| Problem to work on |
Gather up every line from the entries below that uses the word "Injection".

| Data provided |
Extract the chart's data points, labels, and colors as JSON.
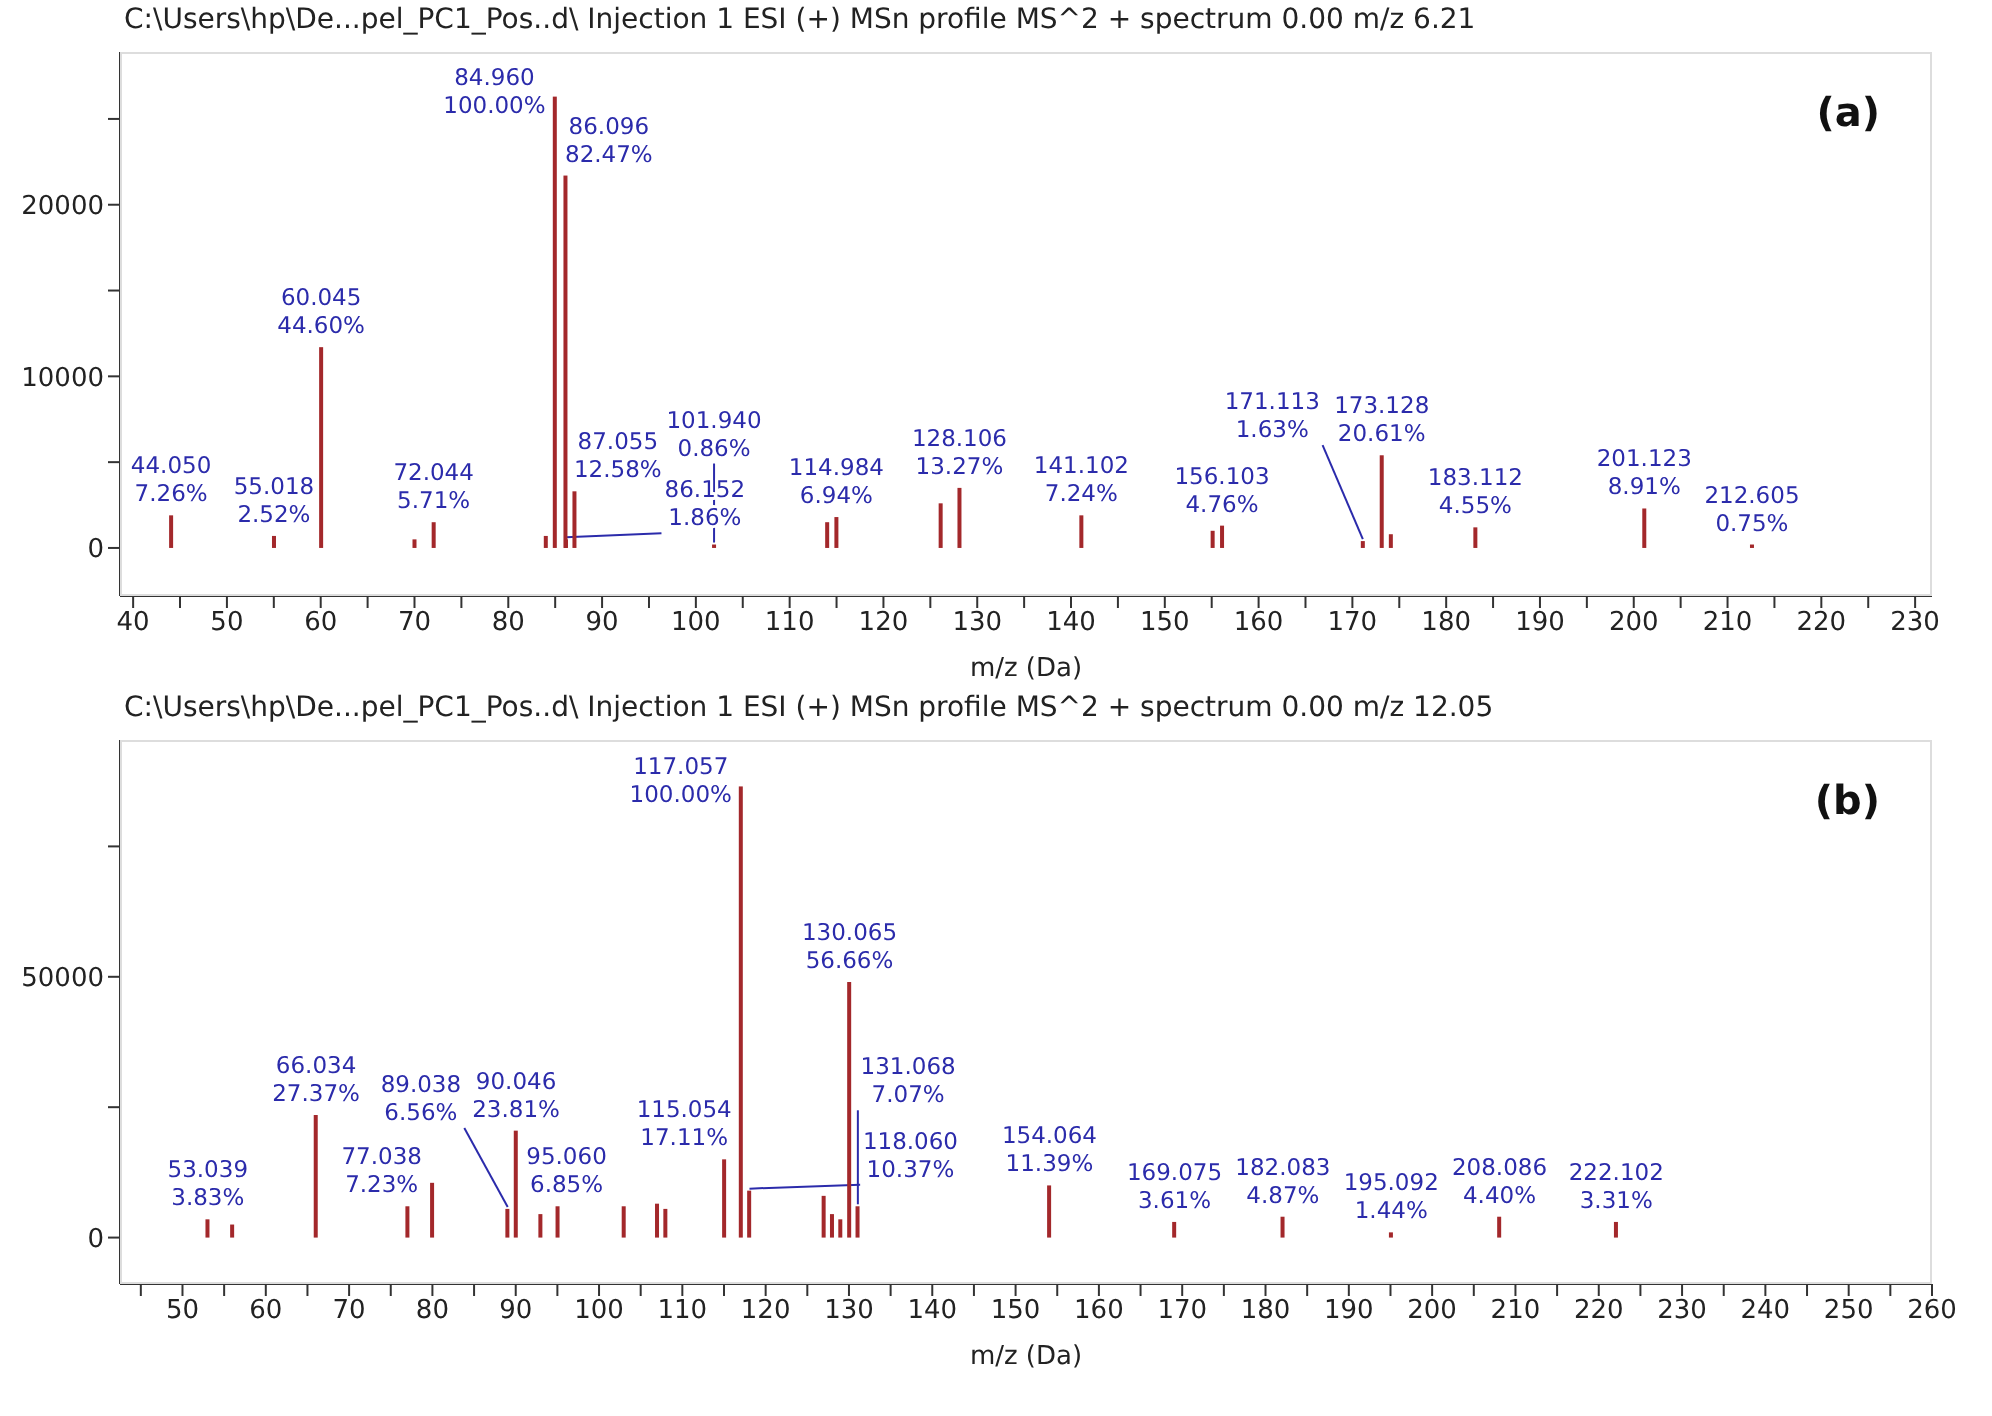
{
  "chart_data": [
    {
      "type": "bar",
      "title": "C:\\Users\\hp\\De...pel_PC1_Pos..d\\ Injection 1 ESI (+) MSn profile MS^2 + spectrum 0.00 m/z 6.21",
      "xlabel": "m/z (Da)",
      "color": "#a3282b",
      "annotations": [
        "(a)",
        {
          "text": "44.050\n7.26%",
          "x": 44.05,
          "y": 1900
        },
        {
          "text": "55.018\n2.52%",
          "x": 55.018,
          "y": 700
        },
        {
          "text": "60.045\n44.60%",
          "x": 60.045,
          "y": 11700
        },
        {
          "text": "72.044\n5.71%",
          "x": 72.044,
          "y": 1500
        },
        {
          "text": "84.960\n100.00%",
          "x": 84.96,
          "y": 26300
        },
        {
          "text": "86.096\n82.47%",
          "x": 86.096,
          "y": 21700
        },
        {
          "text": "86.152\n1.86%",
          "x": 86.152,
          "y": 500
        },
        {
          "text": "87.055\n12.58%",
          "x": 87.055,
          "y": 3300
        },
        {
          "text": "101.940\n0.86%",
          "x": 101.94,
          "y": 200
        },
        {
          "text": "114.984\n6.94%",
          "x": 114.984,
          "y": 1800
        },
        {
          "text": "128.106\n13.27%",
          "x": 128.106,
          "y": 3500
        },
        {
          "text": "141.102\n7.24%",
          "x": 141.102,
          "y": 1900
        },
        {
          "text": "156.103\n4.76%",
          "x": 156.103,
          "y": 1300
        },
        {
          "text": "171.113\n1.63%",
          "x": 171.113,
          "y": 400
        },
        {
          "text": "173.128\n20.61%",
          "x": 173.128,
          "y": 5400
        },
        {
          "text": "183.112\n4.55%",
          "x": 183.112,
          "y": 1200
        },
        {
          "text": "201.123\n8.91%",
          "x": 201.123,
          "y": 2300
        },
        {
          "text": "212.605\n0.75%",
          "x": 212.605,
          "y": 200
        }
      ],
      "x": [
        44.05,
        55.018,
        60.045,
        70.0,
        72.044,
        84.0,
        84.96,
        86.096,
        86.152,
        87.055,
        101.94,
        114.0,
        114.984,
        126.1,
        128.106,
        141.102,
        155.1,
        156.103,
        171.113,
        173.128,
        174.1,
        183.112,
        201.123,
        212.605
      ],
      "values": [
        1900,
        700,
        11700,
        500,
        1500,
        700,
        26300,
        21700,
        500,
        3300,
        200,
        1500,
        1800,
        2600,
        3500,
        1900,
        1000,
        1300,
        400,
        5400,
        800,
        1200,
        2300,
        200
      ],
      "xlim": [
        38.6,
        231.8
      ],
      "xticks": [
        40,
        {
          "value": 45,
          "label": null
        },
        50,
        {
          "value": 55,
          "label": null
        },
        60,
        {
          "value": 65,
          "label": null
        },
        70,
        {
          "value": 75,
          "label": null
        },
        80,
        {
          "value": 85,
          "label": null
        },
        90,
        {
          "value": 95,
          "label": null
        },
        100,
        {
          "value": 105,
          "label": null
        },
        110,
        {
          "value": 115,
          "label": null
        },
        120,
        {
          "value": 125,
          "label": null
        },
        130,
        {
          "value": 135,
          "label": null
        },
        140,
        {
          "value": 145,
          "label": null
        },
        150,
        {
          "value": 155,
          "label": null
        },
        160,
        {
          "value": 165,
          "label": null
        },
        170,
        {
          "value": 175,
          "label": null
        },
        180,
        {
          "value": 185,
          "label": null
        },
        190,
        {
          "value": 195,
          "label": null
        },
        200,
        {
          "value": 205,
          "label": null
        },
        210,
        {
          "value": 215,
          "label": null
        },
        220,
        {
          "value": 225,
          "label": null
        },
        230
      ],
      "ylim": [
        -2800,
        28900
      ],
      "yticks": [
        0,
        {
          "value": 5000,
          "label": null
        },
        10000,
        {
          "value": 15000,
          "label": null
        },
        20000,
        {
          "value": 25000,
          "label": null
        }
      ]
    },
    {
      "type": "bar",
      "title": "C:\\Users\\hp\\De...pel_PC1_Pos..d\\ Injection 1 ESI (+) MSn profile MS^2 + spectrum 0.00 m/z 12.05",
      "xlabel": "m/z (Da)",
      "color": "#a3282b",
      "annotations": [
        "(b)",
        {
          "text": "53.039\n3.83%",
          "x": 53.039,
          "y": 3500
        },
        {
          "text": "66.034\n27.37%",
          "x": 66.034,
          "y": 23500
        },
        {
          "text": "77.038\n7.23%",
          "x": 77.038,
          "y": 6000
        },
        {
          "text": "89.038\n6.56%",
          "x": 89.038,
          "y": 5500
        },
        {
          "text": "90.046\n23.81%",
          "x": 90.046,
          "y": 20500
        },
        {
          "text": "95.060\n6.85%",
          "x": 95.06,
          "y": 6000
        },
        {
          "text": "115.054\n17.11%",
          "x": 115.054,
          "y": 15000
        },
        {
          "text": "117.057\n100.00%",
          "x": 117.057,
          "y": 86500
        },
        {
          "text": "118.060\n10.37%",
          "x": 118.06,
          "y": 9000
        },
        {
          "text": "130.065\n56.66%",
          "x": 130.065,
          "y": 49000
        },
        {
          "text": "131.068\n7.07%",
          "x": 131.068,
          "y": 6000
        },
        {
          "text": "154.064\n11.39%",
          "x": 154.064,
          "y": 10000
        },
        {
          "text": "169.075\n3.61%",
          "x": 169.075,
          "y": 3000
        },
        {
          "text": "182.083\n4.87%",
          "x": 182.083,
          "y": 4000
        },
        {
          "text": "195.092\n1.44%",
          "x": 195.092,
          "y": 1000
        },
        {
          "text": "208.086\n4.40%",
          "x": 208.086,
          "y": 4000
        },
        {
          "text": "222.102\n3.31%",
          "x": 222.102,
          "y": 3000
        }
      ],
      "x": [
        53.039,
        56.0,
        66.034,
        77.038,
        80.0,
        89.038,
        90.046,
        93.0,
        95.06,
        103.0,
        107.0,
        108.0,
        115.054,
        117.057,
        118.06,
        127.0,
        128.0,
        129.0,
        130.065,
        131.068,
        154.064,
        169.075,
        182.083,
        195.092,
        208.086,
        222.102
      ],
      "values": [
        3500,
        2500,
        23500,
        6000,
        10500,
        5500,
        20500,
        4500,
        6000,
        6000,
        6500,
        5500,
        15000,
        86500,
        9000,
        8000,
        4500,
        3500,
        49000,
        6000,
        10000,
        3000,
        4000,
        1000,
        4000,
        3000
      ],
      "xlim": [
        42.5,
        260
      ],
      "xticks": [
        {
          "value": 45,
          "label": null
        },
        50,
        {
          "value": 55,
          "label": null
        },
        60,
        {
          "value": 65,
          "label": null
        },
        70,
        {
          "value": 75,
          "label": null
        },
        80,
        {
          "value": 85,
          "label": null
        },
        90,
        {
          "value": 95,
          "label": null
        },
        100,
        {
          "value": 105,
          "label": null
        },
        110,
        {
          "value": 115,
          "label": null
        },
        120,
        {
          "value": 125,
          "label": null
        },
        130,
        {
          "value": 135,
          "label": null
        },
        140,
        {
          "value": 145,
          "label": null
        },
        150,
        {
          "value": 155,
          "label": null
        },
        160,
        {
          "value": 165,
          "label": null
        },
        170,
        {
          "value": 175,
          "label": null
        },
        180,
        {
          "value": 185,
          "label": null
        },
        190,
        {
          "value": 195,
          "label": null
        },
        200,
        {
          "value": 205,
          "label": null
        },
        210,
        {
          "value": 215,
          "label": null
        },
        220,
        {
          "value": 225,
          "label": null
        },
        230,
        {
          "value": 235,
          "label": null
        },
        240,
        {
          "value": 245,
          "label": null
        },
        250,
        {
          "value": 255,
          "label": null
        },
        260
      ],
      "ylim": [
        -8900,
        95400
      ],
      "yticks": [
        0,
        {
          "value": 25000,
          "label": null
        },
        50000,
        {
          "value": 75000,
          "label": null
        }
      ]
    }
  ]
}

| Output below |
      "title": "C:\\Users\\hp\\De...pel_PC1_Pos..d\\ Injection 1 ESI (+) MSn profile MS^2 + spectrum 0.00 m/z 6.21",
      "title": "C:\\Users\\hp\\De...pel_PC1_Pos..d\\ Injection 1 ESI (+) MSn profile MS^2 + spectrum 0.00 m/z 12.05",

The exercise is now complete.